EXERCISE INSTRUCTIONS :: Select and copy out every line in the records containing "hours".

MATERIAL ::
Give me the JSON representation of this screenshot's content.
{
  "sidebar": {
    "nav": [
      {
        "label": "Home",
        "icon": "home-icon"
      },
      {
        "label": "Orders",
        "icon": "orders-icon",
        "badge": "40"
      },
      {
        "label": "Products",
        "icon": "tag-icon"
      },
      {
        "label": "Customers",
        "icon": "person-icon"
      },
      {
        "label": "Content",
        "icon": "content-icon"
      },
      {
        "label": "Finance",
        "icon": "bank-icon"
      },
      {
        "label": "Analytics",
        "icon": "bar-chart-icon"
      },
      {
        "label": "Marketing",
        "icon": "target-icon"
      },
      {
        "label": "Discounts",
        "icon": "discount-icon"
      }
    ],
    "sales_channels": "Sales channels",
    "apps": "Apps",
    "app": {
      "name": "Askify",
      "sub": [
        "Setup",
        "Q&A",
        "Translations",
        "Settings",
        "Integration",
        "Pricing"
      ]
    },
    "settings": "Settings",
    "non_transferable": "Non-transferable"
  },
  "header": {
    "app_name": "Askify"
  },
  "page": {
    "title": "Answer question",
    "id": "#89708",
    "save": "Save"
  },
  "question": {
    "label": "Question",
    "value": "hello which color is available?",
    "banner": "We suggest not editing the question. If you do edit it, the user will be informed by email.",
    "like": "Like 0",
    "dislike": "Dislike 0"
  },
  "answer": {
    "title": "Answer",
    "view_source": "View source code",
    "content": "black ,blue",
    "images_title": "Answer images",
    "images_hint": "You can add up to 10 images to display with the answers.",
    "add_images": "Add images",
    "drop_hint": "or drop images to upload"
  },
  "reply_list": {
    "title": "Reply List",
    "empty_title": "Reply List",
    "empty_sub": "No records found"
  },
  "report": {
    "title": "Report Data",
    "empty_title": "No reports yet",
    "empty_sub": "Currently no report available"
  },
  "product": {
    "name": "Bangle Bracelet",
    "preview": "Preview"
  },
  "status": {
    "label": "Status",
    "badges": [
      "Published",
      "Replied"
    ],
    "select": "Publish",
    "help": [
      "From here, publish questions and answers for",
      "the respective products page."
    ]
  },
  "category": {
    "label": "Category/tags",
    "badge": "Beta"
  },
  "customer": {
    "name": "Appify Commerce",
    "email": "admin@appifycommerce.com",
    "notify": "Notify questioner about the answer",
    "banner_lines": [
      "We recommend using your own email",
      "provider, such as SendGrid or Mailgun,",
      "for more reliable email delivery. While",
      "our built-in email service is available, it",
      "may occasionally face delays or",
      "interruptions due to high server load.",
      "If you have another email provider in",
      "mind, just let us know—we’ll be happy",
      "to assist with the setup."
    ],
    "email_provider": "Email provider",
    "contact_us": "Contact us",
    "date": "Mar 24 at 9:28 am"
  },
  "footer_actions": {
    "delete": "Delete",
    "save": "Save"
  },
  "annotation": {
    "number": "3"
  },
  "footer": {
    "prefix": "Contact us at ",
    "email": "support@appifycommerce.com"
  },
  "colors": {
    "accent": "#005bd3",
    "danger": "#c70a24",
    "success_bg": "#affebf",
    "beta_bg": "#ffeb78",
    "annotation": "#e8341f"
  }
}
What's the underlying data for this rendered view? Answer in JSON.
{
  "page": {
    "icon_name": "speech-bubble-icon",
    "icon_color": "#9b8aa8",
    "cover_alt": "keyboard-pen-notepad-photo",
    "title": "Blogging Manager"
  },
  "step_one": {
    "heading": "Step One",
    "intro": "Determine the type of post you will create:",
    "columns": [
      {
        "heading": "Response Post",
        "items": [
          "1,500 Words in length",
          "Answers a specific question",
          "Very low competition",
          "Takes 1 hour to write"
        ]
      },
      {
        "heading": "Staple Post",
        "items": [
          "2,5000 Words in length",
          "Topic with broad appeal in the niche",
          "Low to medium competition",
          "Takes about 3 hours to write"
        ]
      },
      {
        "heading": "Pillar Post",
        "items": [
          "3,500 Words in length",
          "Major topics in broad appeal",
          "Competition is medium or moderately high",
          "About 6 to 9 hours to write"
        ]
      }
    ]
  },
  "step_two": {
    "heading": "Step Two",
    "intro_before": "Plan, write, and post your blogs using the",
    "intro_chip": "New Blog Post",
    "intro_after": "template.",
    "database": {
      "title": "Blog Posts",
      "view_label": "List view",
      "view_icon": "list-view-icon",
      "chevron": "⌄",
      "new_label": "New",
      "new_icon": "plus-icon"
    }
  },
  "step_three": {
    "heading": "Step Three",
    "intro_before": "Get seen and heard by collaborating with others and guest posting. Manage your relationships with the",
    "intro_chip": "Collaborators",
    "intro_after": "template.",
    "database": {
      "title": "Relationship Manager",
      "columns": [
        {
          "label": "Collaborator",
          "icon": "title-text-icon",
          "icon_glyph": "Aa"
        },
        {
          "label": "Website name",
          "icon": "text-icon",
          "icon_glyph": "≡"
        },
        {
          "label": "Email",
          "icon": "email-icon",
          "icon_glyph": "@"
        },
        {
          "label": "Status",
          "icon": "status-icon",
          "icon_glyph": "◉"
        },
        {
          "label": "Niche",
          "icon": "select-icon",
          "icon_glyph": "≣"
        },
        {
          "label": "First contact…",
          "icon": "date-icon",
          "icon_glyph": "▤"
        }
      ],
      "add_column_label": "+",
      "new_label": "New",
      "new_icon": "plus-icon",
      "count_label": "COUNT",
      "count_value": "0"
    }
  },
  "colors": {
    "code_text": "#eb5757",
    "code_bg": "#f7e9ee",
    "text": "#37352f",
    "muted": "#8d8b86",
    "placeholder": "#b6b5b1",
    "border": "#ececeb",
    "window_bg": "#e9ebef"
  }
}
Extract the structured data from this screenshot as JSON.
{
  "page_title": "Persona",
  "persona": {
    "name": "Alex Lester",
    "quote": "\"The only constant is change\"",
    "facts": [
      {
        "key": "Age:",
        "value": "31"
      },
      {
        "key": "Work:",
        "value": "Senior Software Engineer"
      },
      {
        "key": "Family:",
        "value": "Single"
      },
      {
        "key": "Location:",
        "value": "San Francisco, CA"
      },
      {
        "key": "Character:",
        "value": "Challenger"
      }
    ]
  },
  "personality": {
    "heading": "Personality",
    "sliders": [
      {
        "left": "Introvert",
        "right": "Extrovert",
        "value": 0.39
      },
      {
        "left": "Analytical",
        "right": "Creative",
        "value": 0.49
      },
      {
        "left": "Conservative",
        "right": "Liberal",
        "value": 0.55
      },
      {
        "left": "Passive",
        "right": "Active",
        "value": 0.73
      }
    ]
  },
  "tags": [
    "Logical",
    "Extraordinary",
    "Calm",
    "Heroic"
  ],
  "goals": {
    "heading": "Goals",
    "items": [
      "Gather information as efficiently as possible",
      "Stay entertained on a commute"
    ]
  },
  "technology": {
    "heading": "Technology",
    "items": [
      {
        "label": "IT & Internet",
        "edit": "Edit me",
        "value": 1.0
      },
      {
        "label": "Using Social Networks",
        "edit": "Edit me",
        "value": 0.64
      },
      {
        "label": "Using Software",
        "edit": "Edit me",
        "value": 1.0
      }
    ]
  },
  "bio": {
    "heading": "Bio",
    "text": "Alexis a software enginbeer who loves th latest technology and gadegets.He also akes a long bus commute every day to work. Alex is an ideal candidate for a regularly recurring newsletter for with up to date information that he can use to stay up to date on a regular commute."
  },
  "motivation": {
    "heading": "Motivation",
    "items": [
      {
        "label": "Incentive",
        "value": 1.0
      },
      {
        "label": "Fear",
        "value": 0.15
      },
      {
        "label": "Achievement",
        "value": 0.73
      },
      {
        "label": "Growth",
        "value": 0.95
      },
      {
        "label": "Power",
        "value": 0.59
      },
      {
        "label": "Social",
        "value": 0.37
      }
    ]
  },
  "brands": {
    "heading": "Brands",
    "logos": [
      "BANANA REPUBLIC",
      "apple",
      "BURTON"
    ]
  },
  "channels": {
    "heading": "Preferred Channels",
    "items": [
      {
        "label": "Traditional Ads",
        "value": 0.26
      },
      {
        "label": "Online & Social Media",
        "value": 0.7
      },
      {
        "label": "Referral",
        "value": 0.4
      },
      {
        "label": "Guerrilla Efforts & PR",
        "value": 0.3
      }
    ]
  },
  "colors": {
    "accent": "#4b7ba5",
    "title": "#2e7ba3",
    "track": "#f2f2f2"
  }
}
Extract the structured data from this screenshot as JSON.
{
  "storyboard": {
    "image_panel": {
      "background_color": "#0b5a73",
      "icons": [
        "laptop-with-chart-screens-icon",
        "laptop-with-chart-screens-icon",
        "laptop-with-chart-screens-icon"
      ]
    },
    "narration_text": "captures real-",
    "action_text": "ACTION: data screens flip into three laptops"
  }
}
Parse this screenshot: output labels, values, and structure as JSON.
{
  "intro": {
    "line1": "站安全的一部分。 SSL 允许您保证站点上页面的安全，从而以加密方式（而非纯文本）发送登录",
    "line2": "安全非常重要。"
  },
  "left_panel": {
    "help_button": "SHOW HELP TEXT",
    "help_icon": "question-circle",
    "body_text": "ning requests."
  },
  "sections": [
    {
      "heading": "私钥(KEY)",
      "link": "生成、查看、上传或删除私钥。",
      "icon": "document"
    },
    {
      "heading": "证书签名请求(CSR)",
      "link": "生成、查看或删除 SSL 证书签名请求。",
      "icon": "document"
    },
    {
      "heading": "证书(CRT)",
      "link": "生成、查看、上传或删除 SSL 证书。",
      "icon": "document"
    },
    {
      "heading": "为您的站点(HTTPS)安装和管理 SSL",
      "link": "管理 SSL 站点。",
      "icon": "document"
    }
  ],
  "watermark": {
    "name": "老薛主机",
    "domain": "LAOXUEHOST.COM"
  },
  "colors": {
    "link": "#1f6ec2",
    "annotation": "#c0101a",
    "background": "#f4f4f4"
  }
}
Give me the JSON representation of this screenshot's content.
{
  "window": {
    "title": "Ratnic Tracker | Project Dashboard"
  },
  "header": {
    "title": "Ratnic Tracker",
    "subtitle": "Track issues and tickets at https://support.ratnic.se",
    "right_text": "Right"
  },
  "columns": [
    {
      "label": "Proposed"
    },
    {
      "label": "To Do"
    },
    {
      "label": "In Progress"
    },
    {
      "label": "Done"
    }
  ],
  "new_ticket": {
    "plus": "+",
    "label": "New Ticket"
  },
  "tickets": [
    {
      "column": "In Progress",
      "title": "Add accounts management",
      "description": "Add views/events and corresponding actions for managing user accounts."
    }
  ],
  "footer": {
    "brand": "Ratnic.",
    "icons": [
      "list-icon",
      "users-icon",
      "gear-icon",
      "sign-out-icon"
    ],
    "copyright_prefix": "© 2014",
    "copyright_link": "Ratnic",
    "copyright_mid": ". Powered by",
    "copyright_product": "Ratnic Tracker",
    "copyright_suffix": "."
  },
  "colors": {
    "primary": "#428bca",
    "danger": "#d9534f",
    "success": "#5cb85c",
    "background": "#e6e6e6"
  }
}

FULL SOLUTION ::
          "Takes about 3 hours to write"
          "About 6 to 9 hours to write"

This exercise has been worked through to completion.